Work required.
Output each entry that follows exactly. Images stay out.
______________________________
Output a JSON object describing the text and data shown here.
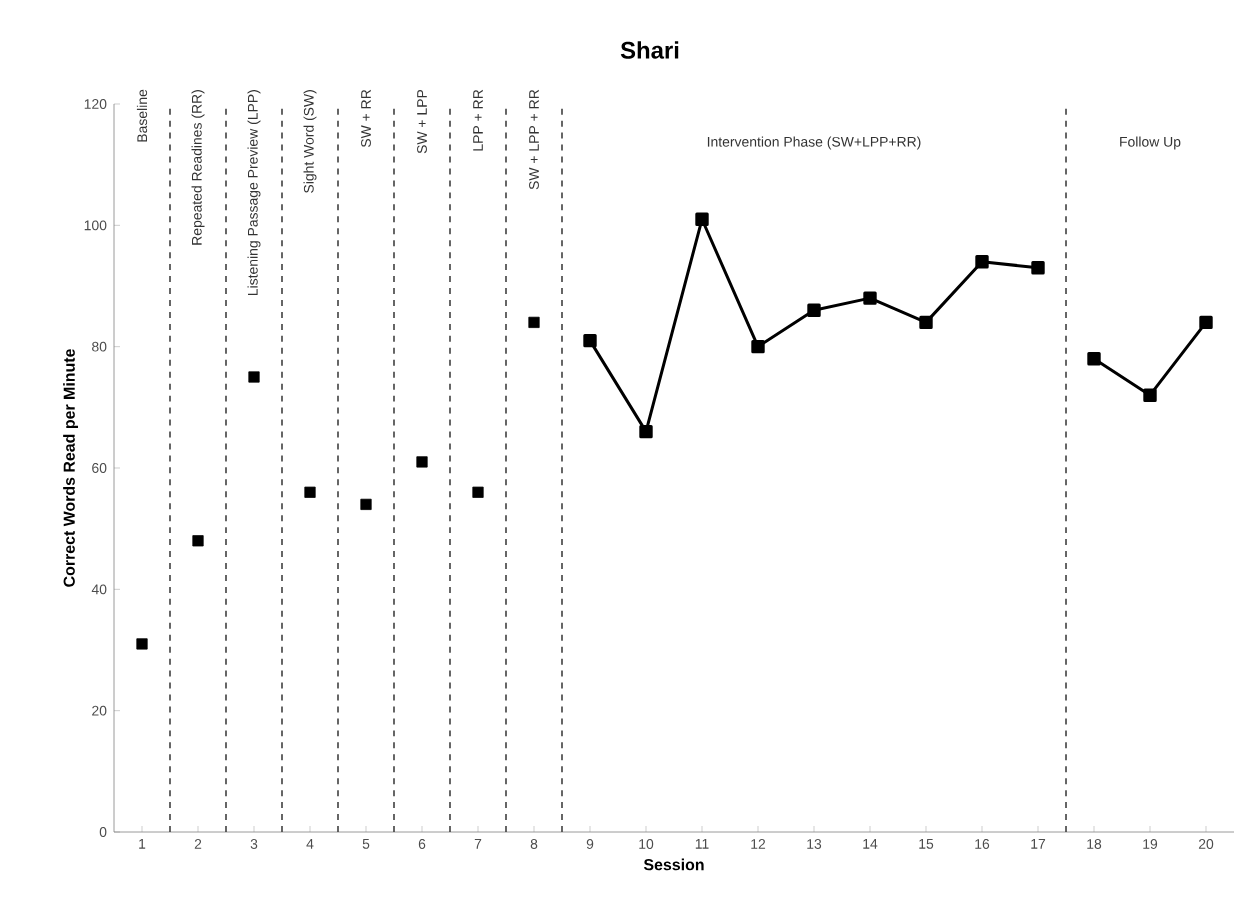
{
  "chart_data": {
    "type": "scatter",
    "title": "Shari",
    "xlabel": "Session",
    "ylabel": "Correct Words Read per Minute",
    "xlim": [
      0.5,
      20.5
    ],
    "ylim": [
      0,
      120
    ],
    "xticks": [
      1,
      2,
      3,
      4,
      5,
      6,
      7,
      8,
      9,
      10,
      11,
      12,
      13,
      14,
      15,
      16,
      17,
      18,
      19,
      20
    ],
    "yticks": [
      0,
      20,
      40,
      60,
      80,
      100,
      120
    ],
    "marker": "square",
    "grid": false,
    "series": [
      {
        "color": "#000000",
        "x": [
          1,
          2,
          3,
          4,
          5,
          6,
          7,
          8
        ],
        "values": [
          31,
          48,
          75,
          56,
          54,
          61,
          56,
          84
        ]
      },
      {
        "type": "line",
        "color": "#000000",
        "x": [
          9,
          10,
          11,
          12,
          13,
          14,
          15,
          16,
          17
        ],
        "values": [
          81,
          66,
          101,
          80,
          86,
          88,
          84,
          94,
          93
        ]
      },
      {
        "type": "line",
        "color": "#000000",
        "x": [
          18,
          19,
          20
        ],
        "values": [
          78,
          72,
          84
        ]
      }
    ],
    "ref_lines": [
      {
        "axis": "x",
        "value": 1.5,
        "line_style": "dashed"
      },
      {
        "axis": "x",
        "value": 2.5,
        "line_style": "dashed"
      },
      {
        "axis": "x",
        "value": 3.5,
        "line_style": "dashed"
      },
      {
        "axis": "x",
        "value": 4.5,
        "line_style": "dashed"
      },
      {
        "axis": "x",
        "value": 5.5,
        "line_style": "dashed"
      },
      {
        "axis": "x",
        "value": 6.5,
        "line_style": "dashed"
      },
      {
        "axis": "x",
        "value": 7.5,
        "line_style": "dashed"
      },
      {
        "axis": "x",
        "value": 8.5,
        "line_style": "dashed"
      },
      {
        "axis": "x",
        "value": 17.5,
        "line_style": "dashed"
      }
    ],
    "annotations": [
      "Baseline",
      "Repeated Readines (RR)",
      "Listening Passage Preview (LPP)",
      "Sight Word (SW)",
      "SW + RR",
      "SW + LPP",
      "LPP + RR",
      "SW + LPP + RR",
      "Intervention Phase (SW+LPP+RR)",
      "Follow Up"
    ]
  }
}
______________________________
Result of this exercise.
Output a JSON object describing the text and data shown here.
{
  "chart_data": {
    "type": "scatter",
    "title": "Shari",
    "xlabel": "Session",
    "ylabel": "Correct Words Read per Minute",
    "xlim": [
      0.5,
      20.5
    ],
    "ylim": [
      0,
      120
    ],
    "xticks": [
      1,
      2,
      3,
      4,
      5,
      6,
      7,
      8,
      9,
      10,
      11,
      12,
      13,
      14,
      15,
      16,
      17,
      18,
      19,
      20
    ],
    "yticks": [
      0,
      20,
      40,
      60,
      80,
      100,
      120
    ],
    "marker": "square",
    "grid": false,
    "series": [
      {
        "color": "#000000",
        "x": [
          1,
          2,
          3,
          4,
          5,
          6,
          7,
          8
        ],
        "values": [
          31,
          48,
          75,
          56,
          54,
          61,
          56,
          84
        ]
      },
      {
        "type": "line",
        "color": "#000000",
        "x": [
          9,
          10,
          11,
          12,
          13,
          14,
          15,
          16,
          17
        ],
        "values": [
          81,
          66,
          101,
          80,
          86,
          88,
          84,
          94,
          93
        ]
      },
      {
        "type": "line",
        "color": "#000000",
        "x": [
          18,
          19,
          20
        ],
        "values": [
          78,
          72,
          84
        ]
      }
    ],
    "ref_lines": [
      {
        "axis": "x",
        "value": 1.5,
        "line_style": "dashed"
      },
      {
        "axis": "x",
        "value": 2.5,
        "line_style": "dashed"
      },
      {
        "axis": "x",
        "value": 3.5,
        "line_style": "dashed"
      },
      {
        "axis": "x",
        "value": 4.5,
        "line_style": "dashed"
      },
      {
        "axis": "x",
        "value": 5.5,
        "line_style": "dashed"
      },
      {
        "axis": "x",
        "value": 6.5,
        "line_style": "dashed"
      },
      {
        "axis": "x",
        "value": 7.5,
        "line_style": "dashed"
      },
      {
        "axis": "x",
        "value": 8.5,
        "line_style": "dashed"
      },
      {
        "axis": "x",
        "value": 17.5,
        "line_style": "dashed"
      }
    ],
    "annotations": [
      "Baseline",
      "Repeated Readines (RR)",
      "Listening Passage Preview (LPP)",
      "Sight Word (SW)",
      "SW + RR",
      "SW + LPP",
      "LPP + RR",
      "SW + LPP + RR",
      "Intervention Phase (SW+LPP+RR)",
      "Follow Up"
    ]
  }
}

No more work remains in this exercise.